WRITTEN EXERCISE → Can you return every line of the entries below unchanged, leaving the pictures out?

(Entries from a collection)
·····

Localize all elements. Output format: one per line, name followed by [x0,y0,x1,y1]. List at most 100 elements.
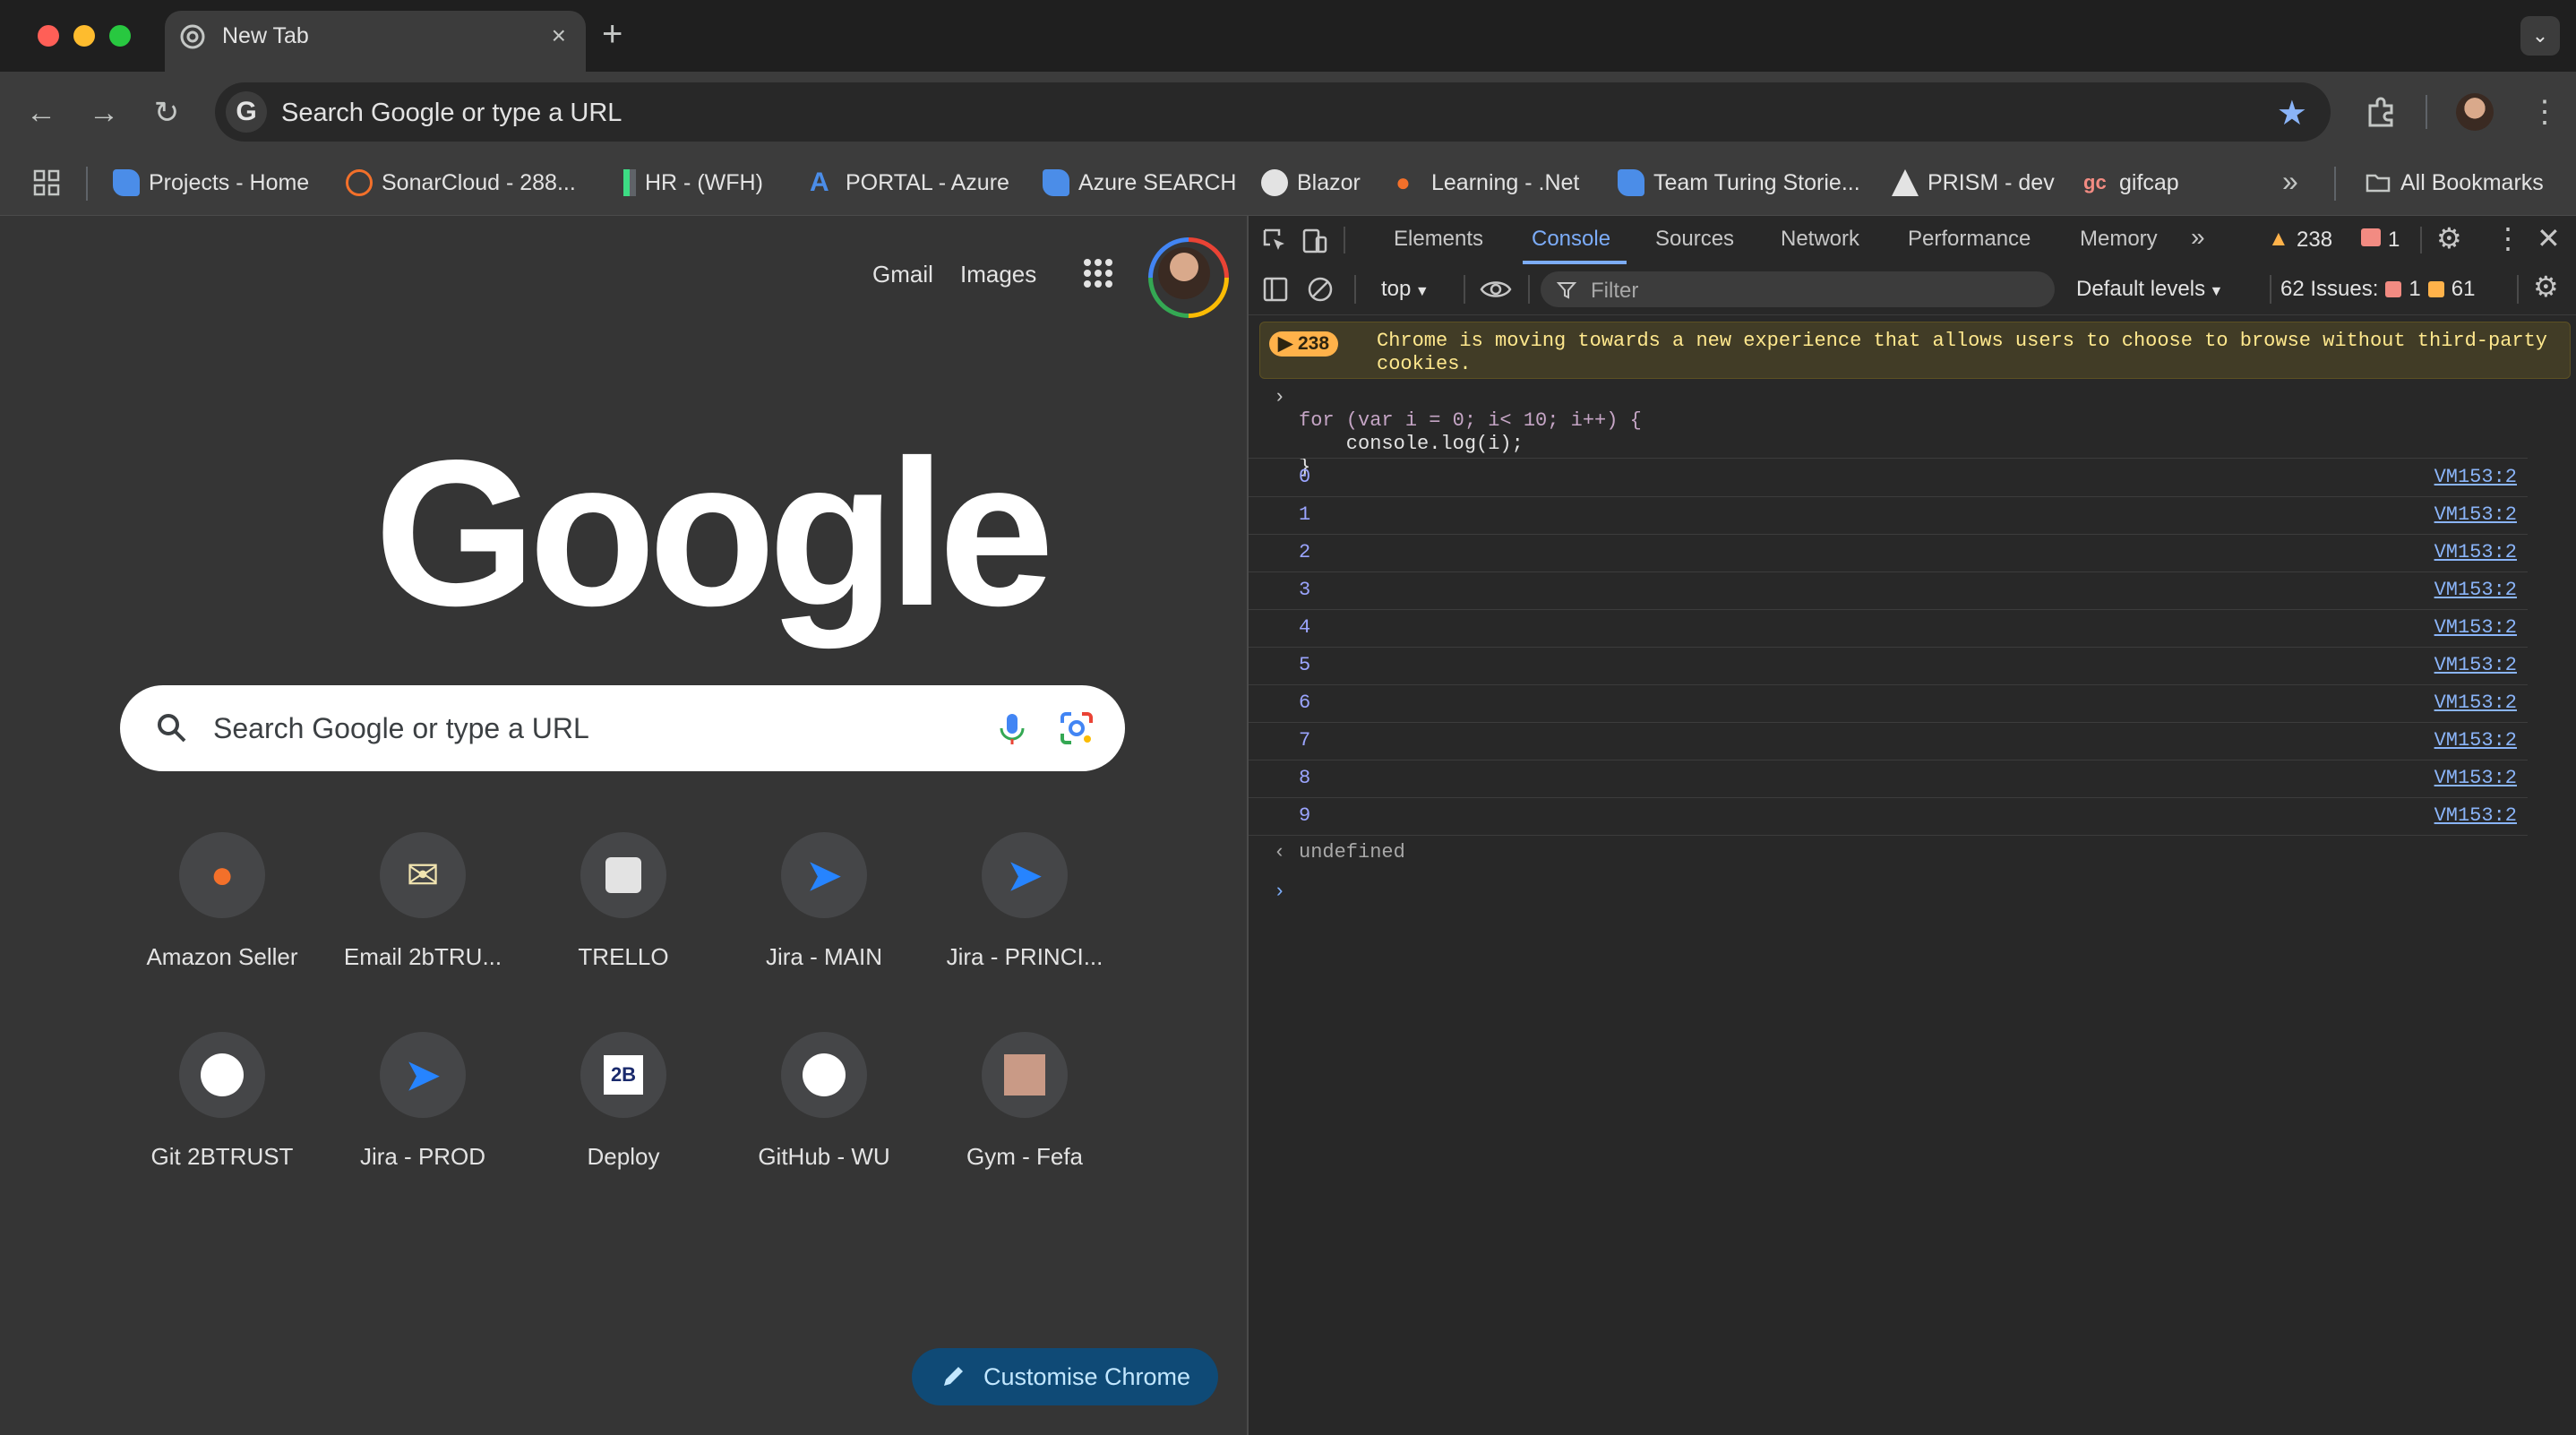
console-prompt[interactable]: › [1274,881,1285,903]
bookmark-item[interactable]: Team Turing Storie... [1618,165,1860,201]
log-source-link[interactable]: VM153:2 [2434,579,2517,601]
inspect-element-icon[interactable] [1261,227,1290,255]
bookmark-item[interactable]: Blazor [1261,165,1361,201]
customise-chrome-button[interactable]: Customise Chrome [912,1348,1218,1405]
address-bar[interactable]: G Search Google or type a URL ★ [215,82,2331,142]
context-select[interactable]: top ▼ [1381,277,1430,302]
log-source-link[interactable]: VM153:2 [2434,804,2517,827]
images-link[interactable]: Images [960,261,1036,288]
bookmark-item[interactable]: SonarCloud - 288... [346,165,576,201]
issues-errors-count: 1 [2409,277,2421,301]
apps-grid-icon[interactable] [32,168,61,197]
bookmark-item[interactable]: HR - (WFH) [623,165,763,201]
tab-memory[interactable]: Memory [2080,227,2158,252]
azure-devops-icon [1618,169,1644,196]
log-source-link[interactable]: VM153:2 [2434,654,2517,676]
shortcut-tile[interactable]: Gym - Fefa [935,1032,1114,1220]
all-bookmarks-button[interactable]: All Bookmarks [2365,165,2544,201]
log-source-link[interactable]: VM153:2 [2434,729,2517,752]
eye-icon[interactable] [1478,275,1514,304]
bookmark-item[interactable]: Projects - Home [113,165,309,201]
new-tab-button[interactable]: + [602,16,623,52]
errors-count[interactable]: 1 [2388,228,2400,253]
bookmark-star-icon[interactable]: ★ [2277,93,2307,133]
shortcut-tile[interactable]: ✉ Email 2bTRU... [333,832,512,1020]
clear-console-icon[interactable] [1306,275,1335,304]
close-window-button[interactable] [38,25,59,47]
voice-search-icon[interactable] [991,707,1034,750]
close-devtools-icon[interactable]: ✕ [2537,221,2561,255]
log-source-link[interactable]: VM153:2 [2434,466,2517,488]
gifcap-icon: gc [2083,171,2107,193]
search-input[interactable]: Search Google or type a URL [213,712,589,745]
shortcut-label: Email 2bTRU... [343,943,502,970]
zoom-window-button[interactable] [109,25,131,47]
gmail-link[interactable]: Gmail [872,261,933,288]
shortcut-tile[interactable]: ● Amazon Seller [133,832,312,1020]
log-levels-select[interactable]: Default levels ▼ [2076,277,2223,302]
tab-network[interactable]: Network [1781,227,1859,252]
log-source-link[interactable]: VM153:2 [2434,692,2517,714]
shortcut-tile[interactable]: ➤ Jira - PRINCI... [935,832,1114,1020]
shortcut-tile[interactable]: ➤ Jira - MAIN [734,832,914,1020]
warning-icon: ▲ [2268,227,2289,251]
tab-performance[interactable]: Performance [1908,227,2031,252]
log-value: 2 [1299,541,1311,563]
shortcut-label: Deploy [587,1143,660,1170]
tab-sources[interactable]: Sources [1655,227,1734,252]
log-source-link[interactable]: VM153:2 [2434,616,2517,639]
forward-icon[interactable]: → [86,95,122,131]
sidebar-toggle-icon[interactable] [1261,275,1290,304]
device-toolbar-icon[interactable] [1301,227,1329,255]
sonarcloud-icon [346,169,373,196]
address-input[interactable]: Search Google or type a URL [281,99,622,128]
log-source-link[interactable]: VM153:2 [2434,767,2517,789]
account-avatar[interactable] [1148,237,1229,318]
close-tab-icon[interactable]: × [552,21,566,50]
bookmarks-overflow-icon[interactable]: » [2282,165,2298,198]
shortcut-tile[interactable]: Git 2BTRUST [133,1032,312,1220]
profile-avatar[interactable] [2456,93,2494,131]
toolbar-divider [2270,275,2271,304]
log-source-link[interactable]: VM153:2 [2434,503,2517,526]
bookmark-item[interactable]: A PORTAL - Azure [810,165,1009,201]
tab-elements[interactable]: Elements [1394,227,1483,252]
console-warning-message[interactable]: ▶ 238 Chrome is moving towards a new exp… [1259,322,2571,379]
shortcut-tile[interactable]: GitHub - WU [734,1032,914,1220]
console-settings-gear-icon[interactable]: ⚙ [2533,270,2559,304]
back-icon[interactable]: ← [23,95,59,131]
bookmark-item[interactable]: Azure SEARCH [1043,165,1236,201]
toolbar-divider [1344,227,1345,253]
bookmark-divider [2334,167,2336,201]
chrome-menu-icon[interactable]: ⋮ [2529,90,2560,134]
new-tab-page: Gmail Images Google Search Google or typ… [0,216,1247,1435]
tab-search-button[interactable]: ⌄ [2520,16,2560,56]
bookmark-item[interactable]: ● Learning - .Net [1395,165,1579,201]
minimize-window-button[interactable] [73,25,95,47]
bookmark-item[interactable]: gc gifcap [2083,165,2179,201]
google-lens-icon[interactable] [1055,707,1098,750]
filter-input[interactable]: Filter [1541,271,2055,307]
google-apps-icon[interactable] [1082,257,1114,289]
reload-icon[interactable]: ↻ [149,95,185,131]
shortcut-tile[interactable]: ➤ Jira - PROD [333,1032,512,1220]
more-tabs-icon[interactable]: » [2191,223,2205,252]
console-toolbar: top ▼ Filter Default levels ▼ 62 Issues:… [1249,264,2576,315]
issues-button[interactable]: 62 Issues: 1 61 [2280,277,2475,302]
devtools-menu-icon[interactable]: ⋮ [2494,221,2522,255]
ntp-search-box[interactable]: Search Google or type a URL [120,685,1125,771]
shortcut-tile[interactable]: 2B Deploy [534,1032,713,1220]
shortcut-tile[interactable]: TRELLO [534,832,713,1020]
extensions-icon[interactable] [2363,93,2399,129]
chrome-icon [180,24,205,49]
log-source-link[interactable]: VM153:2 [2434,541,2517,563]
browser-tab[interactable]: New Tab × [165,11,586,72]
warnings-count[interactable]: 238 [2297,228,2332,253]
warning-count-badge[interactable]: ▶ 238 [1269,331,1339,357]
github-icon [1261,169,1288,196]
tab-title: New Tab [222,23,309,48]
shortcut-label: Amazon Seller [146,943,298,970]
bookmark-item[interactable]: PRISM - dev [1892,165,2055,201]
settings-gear-icon[interactable]: ⚙ [2436,221,2462,255]
tab-console[interactable]: Console [1532,227,1610,252]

·····

ANSWER TO THIS TASK →
Localize all elements. Output format: one per line, name followed by [x0,y0,x1,y1]. List at most 100 elements.
console-prompt[interactable]: › [1274,881,1285,903]
bookmark-item[interactable]: Team Turing Storie... [1618,165,1860,201]
log-source-link[interactable]: VM153:2 [2434,579,2517,601]
inspect-element-icon[interactable] [1261,227,1290,255]
bookmark-item[interactable]: Blazor [1261,165,1361,201]
customise-chrome-button[interactable]: Customise Chrome [912,1348,1218,1405]
address-bar[interactable]: G Search Google or type a URL ★ [215,82,2331,142]
context-select[interactable]: top ▼ [1381,277,1430,302]
log-source-link[interactable]: VM153:2 [2434,804,2517,827]
images-link[interactable]: Images [960,261,1036,288]
bookmark-item[interactable]: SonarCloud - 288... [346,165,576,201]
issues-errors-count: 1 [2409,277,2421,301]
apps-grid-icon[interactable] [32,168,61,197]
bookmark-item[interactable]: HR - (WFH) [623,165,763,201]
tab-memory[interactable]: Memory [2080,227,2158,252]
azure-devops-icon [1618,169,1644,196]
log-source-link[interactable]: VM153:2 [2434,654,2517,676]
shortcut-tile[interactable]: Gym - Fefa [935,1032,1114,1220]
all-bookmarks-button[interactable]: All Bookmarks [2365,165,2544,201]
log-source-link[interactable]: VM153:2 [2434,729,2517,752]
eye-icon[interactable] [1478,275,1514,304]
bookmark-item[interactable]: Projects - Home [113,165,309,201]
new-tab-button[interactable]: + [602,16,623,52]
errors-count[interactable]: 1 [2388,228,2400,253]
bookmark-star-icon[interactable]: ★ [2277,93,2307,133]
shortcut-tile[interactable]: ✉ Email 2bTRU... [333,832,512,1020]
clear-console-icon[interactable] [1306,275,1335,304]
close-window-button[interactable] [38,25,59,47]
voice-search-icon[interactable] [991,707,1034,750]
close-devtools-icon[interactable]: ✕ [2537,221,2561,255]
log-source-link[interactable]: VM153:2 [2434,466,2517,488]
gifcap-icon: gc [2083,171,2107,193]
search-input[interactable]: Search Google or type a URL [213,712,589,745]
shortcut-label: Email 2bTRU... [343,943,502,970]
zoom-window-button[interactable] [109,25,131,47]
gmail-link[interactable]: Gmail [872,261,933,288]
shortcut-tile[interactable]: ● Amazon Seller [133,832,312,1020]
log-levels-select[interactable]: Default levels ▼ [2076,277,2223,302]
tab-network[interactable]: Network [1781,227,1859,252]
log-source-link[interactable]: VM153:2 [2434,692,2517,714]
shortcut-tile[interactable]: ➤ Jira - PRINCI... [935,832,1114,1020]
shortcut-tile[interactable]: ➤ Jira - MAIN [734,832,914,1020]
warning-icon: ▲ [2268,227,2289,251]
tab-performance[interactable]: Performance [1908,227,2031,252]
log-value: 2 [1299,541,1311,563]
shortcut-label: Deploy [587,1143,660,1170]
tab-sources[interactable]: Sources [1655,227,1734,252]
log-source-link[interactable]: VM153:2 [2434,616,2517,639]
forward-icon[interactable]: → [86,95,122,131]
sidebar-toggle-icon[interactable] [1261,275,1290,304]
device-toolbar-icon[interactable] [1301,227,1329,255]
sonarcloud-icon [346,169,373,196]
address-input[interactable]: Search Google or type a URL [281,99,622,128]
log-source-link[interactable]: VM153:2 [2434,767,2517,789]
account-avatar[interactable] [1148,237,1229,318]
close-tab-icon[interactable]: × [552,21,566,50]
bookmarks-overflow-icon[interactable]: » [2282,165,2298,198]
shortcut-tile[interactable]: Git 2BTRUST [133,1032,312,1220]
profile-avatar[interactable] [2456,93,2494,131]
toolbar-divider [2270,275,2271,304]
log-source-link[interactable]: VM153:2 [2434,503,2517,526]
bookmark-item[interactable]: A PORTAL - Azure [810,165,1009,201]
tab-elements[interactable]: Elements [1394,227,1483,252]
console-warning-message[interactable]: ▶ 238 Chrome is moving towards a new exp… [1259,322,2571,379]
shortcut-tile[interactable]: GitHub - WU [734,1032,914,1220]
console-settings-gear-icon[interactable]: ⚙ [2533,270,2559,304]
back-icon[interactable]: ← [23,95,59,131]
bookmark-item[interactable]: Azure SEARCH [1043,165,1236,201]
toolbar-divider [1344,227,1345,253]
bookmark-divider [2334,167,2336,201]
chrome-menu-icon[interactable]: ⋮ [2529,90,2560,134]
new-tab-page: Gmail Images Google Search Google or typ… [0,216,1247,1435]
tab-search-button[interactable]: ⌄ [2520,16,2560,56]
bookmark-item[interactable]: ● Learning - .Net [1395,165,1579,201]
minimize-window-button[interactable] [73,25,95,47]
bookmark-item[interactable]: gc gifcap [2083,165,2179,201]
google-lens-icon[interactable] [1055,707,1098,750]
filter-input[interactable]: Filter [1541,271,2055,307]
google-apps-icon[interactable] [1082,257,1114,289]
reload-icon[interactable]: ↻ [149,95,185,131]
shortcut-tile[interactable]: ➤ Jira - PROD [333,1032,512,1220]
more-tabs-icon[interactable]: » [2191,223,2205,252]
console-toolbar: top ▼ Filter Default levels ▼ 62 Issues:… [1249,264,2576,315]
issues-button[interactable]: 62 Issues: 1 61 [2280,277,2475,302]
devtools-menu-icon[interactable]: ⋮ [2494,221,2522,255]
ntp-search-box[interactable]: Search Google or type a URL [120,685,1125,771]
shortcut-tile[interactable]: 2B Deploy [534,1032,713,1220]
shortcut-tile[interactable]: TRELLO [534,832,713,1020]
extensions-icon[interactable] [2363,93,2399,129]
chrome-icon [180,24,205,49]
log-source-link[interactable]: VM153:2 [2434,541,2517,563]
browser-tab[interactable]: New Tab × [165,11,586,72]
warnings-count[interactable]: 238 [2297,228,2332,253]
warning-count-badge[interactable]: ▶ 238 [1269,331,1339,357]
github-icon [1261,169,1288,196]
tab-title: New Tab [222,23,309,48]
shortcut-label: Amazon Seller [146,943,298,970]
bookmark-item[interactable]: PRISM - dev [1892,165,2055,201]
settings-gear-icon[interactable]: ⚙ [2436,221,2462,255]
tab-console[interactable]: Console [1532,227,1610,252]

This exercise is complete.